§ **Exercise details**: Repeat each line exactly, leaving nothing out.

§ **Dataset entries**:

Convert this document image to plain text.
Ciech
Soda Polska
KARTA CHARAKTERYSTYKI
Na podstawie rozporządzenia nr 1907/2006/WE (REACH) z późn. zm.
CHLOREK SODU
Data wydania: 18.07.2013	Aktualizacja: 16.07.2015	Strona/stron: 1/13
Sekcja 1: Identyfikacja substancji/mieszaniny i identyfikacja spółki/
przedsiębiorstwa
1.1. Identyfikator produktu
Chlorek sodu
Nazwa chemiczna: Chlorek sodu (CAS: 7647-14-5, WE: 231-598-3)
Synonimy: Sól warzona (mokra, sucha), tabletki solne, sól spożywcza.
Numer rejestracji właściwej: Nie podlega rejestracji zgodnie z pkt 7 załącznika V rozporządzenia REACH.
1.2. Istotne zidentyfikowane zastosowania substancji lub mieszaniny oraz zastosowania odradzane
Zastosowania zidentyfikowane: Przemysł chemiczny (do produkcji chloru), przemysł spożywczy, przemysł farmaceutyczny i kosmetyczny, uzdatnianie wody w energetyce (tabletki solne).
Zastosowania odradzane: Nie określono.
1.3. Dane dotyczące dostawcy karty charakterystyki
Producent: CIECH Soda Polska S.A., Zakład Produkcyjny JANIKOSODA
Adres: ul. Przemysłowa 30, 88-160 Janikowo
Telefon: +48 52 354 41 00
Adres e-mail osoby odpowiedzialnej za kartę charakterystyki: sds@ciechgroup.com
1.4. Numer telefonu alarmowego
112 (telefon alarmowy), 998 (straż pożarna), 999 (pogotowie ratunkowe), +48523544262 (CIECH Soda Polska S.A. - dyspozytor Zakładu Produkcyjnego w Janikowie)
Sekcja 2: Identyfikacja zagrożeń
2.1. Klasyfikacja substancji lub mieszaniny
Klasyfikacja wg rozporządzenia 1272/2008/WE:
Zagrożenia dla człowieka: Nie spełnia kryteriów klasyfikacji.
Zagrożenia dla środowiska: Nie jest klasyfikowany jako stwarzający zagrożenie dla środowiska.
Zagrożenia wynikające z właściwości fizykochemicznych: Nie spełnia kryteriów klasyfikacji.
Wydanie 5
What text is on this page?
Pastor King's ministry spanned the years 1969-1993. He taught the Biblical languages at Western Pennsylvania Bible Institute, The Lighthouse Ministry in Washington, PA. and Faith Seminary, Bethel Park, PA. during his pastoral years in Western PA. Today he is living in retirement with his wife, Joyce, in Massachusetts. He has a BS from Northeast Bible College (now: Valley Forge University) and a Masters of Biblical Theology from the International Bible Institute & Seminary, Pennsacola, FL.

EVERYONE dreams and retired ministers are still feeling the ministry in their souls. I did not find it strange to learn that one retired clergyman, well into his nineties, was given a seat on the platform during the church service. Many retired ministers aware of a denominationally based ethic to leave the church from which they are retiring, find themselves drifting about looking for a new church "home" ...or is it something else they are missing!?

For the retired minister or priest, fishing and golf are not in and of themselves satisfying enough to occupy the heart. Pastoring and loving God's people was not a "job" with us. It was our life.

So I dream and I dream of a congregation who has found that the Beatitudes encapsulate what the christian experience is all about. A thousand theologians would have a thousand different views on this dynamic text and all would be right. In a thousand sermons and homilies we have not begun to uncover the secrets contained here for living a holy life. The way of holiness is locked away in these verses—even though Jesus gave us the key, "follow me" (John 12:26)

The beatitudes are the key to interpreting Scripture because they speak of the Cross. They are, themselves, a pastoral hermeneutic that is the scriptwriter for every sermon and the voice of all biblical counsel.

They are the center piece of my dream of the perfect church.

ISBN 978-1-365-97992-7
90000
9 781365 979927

§ **Right answer**:
Convert this document image to plain text.
Ciech
Soda Polska
KARTA CHARAKTERYSTYKI
Na podstawie rozporządzenia nr 1907/2006/WE (REACH) z późn. zm.
CHLOREK SODU
Data wydania: 18.07.2013	Aktualizacja: 16.07.2015	Strona/stron: 1/13
Sekcja 1: Identyfikacja substancji/mieszaniny i identyfikacja spółki/
przedsiębiorstwa
1.1. Identyfikator produktu
Chlorek sodu
Nazwa chemiczna: Chlorek sodu (CAS: 7647-14-5, WE: 231-598-3)
Synonimy: Sól warzona (mokra, sucha), tabletki solne, sól spożywcza.
Numer rejestracji właściwej: Nie podlega rejestracji zgodnie z pkt 7 załącznika V rozporządzenia REACH.
1.2. Istotne zidentyfikowane zastosowania substancji lub mieszaniny oraz zastosowania odradzane
Zastosowania zidentyfikowane: Przemysł chemiczny (do produkcji chloru), przemysł spożywczy, przemysł farmaceutyczny i kosmetyczny, uzdatnianie wody w energetyce (tabletki solne).
Zastosowania odradzane: Nie określono.
1.3. Dane dotyczące dostawcy karty charakterystyki
Producent: CIECH Soda Polska S.A., Zakład Produkcyjny JANIKOSODA
Adres: ul. Przemysłowa 30, 88-160 Janikowo
Telefon: +48 52 354 41 00
Adres e-mail osoby odpowiedzialnej za kartę charakterystyki: sds@ciechgroup.com
1.4. Numer telefonu alarmowego
112 (telefon alarmowy), 998 (straż pożarna), 999 (pogotowie ratunkowe), +48523544262 (CIECH Soda Polska S.A. - dyspozytor Zakładu Produkcyjnego w Janikowie)
Sekcja 2: Identyfikacja zagrożeń
2.1. Klasyfikacja substancji lub mieszaniny
Klasyfikacja wg rozporządzenia 1272/2008/WE:
Zagrożenia dla człowieka: Nie spełnia kryteriów klasyfikacji.
Zagrożenia dla środowiska: Nie jest klasyfikowany jako stwarzający zagrożenie dla środowiska.
Zagrożenia wynikające z właściwości fizykochemicznych: Nie spełnia kryteriów klasyfikacji.
Wydanie 5
What text is on this page?
Pastor King's ministry spanned the years 1969-1993. He taught the Biblical languages at Western Pennsylvania Bible Institute, The Lighthouse Ministry in Washington, PA. and Faith Seminary, Bethel Park, PA. during his pastoral years in Western PA. Today he is living in retirement with his wife, Joyce, in Massachusetts. He has a BS from Northeast Bible College (now: Valley Forge University) and a Masters of Biblical Theology from the International Bible Institute & Seminary, Pennsacola, FL.

EVERYONE dreams and retired ministers are still feeling the ministry in their souls. I did not find it strange to learn that one retired clergyman, well into his nineties, was given a seat on the platform during the church service. Many retired ministers aware of a denominationally based ethic to leave the church from which they are retiring, find themselves drifting about looking for a new church "home" ...or is it something else they are missing!?

For the retired minister or priest, fishing and golf are not in and of themselves satisfying enough to occupy the heart. Pastoring and loving God's people was not a "job" with us. It was our life.

So I dream and I dream of a congregation who has found that the Beatitudes encapsulate what the christian experience is all about. A thousand theologians would have a thousand different views on this dynamic text and all would be right. In a thousand sermons and homilies we have not begun to uncover the secrets contained here for living a holy life. The way of holiness is locked away in these verses—even though Jesus gave us the key, "follow me" (John 12:26)

The beatitudes are the key to interpreting Scripture because they speak of the Cross. They are, themselves, a pastoral hermeneutic that is the scriptwriter for every sermon and the voice of all biblical counsel.

They are the center piece of my dream of the perfect church.

ISBN 978-1-365-97992-7
90000
9 781365 979927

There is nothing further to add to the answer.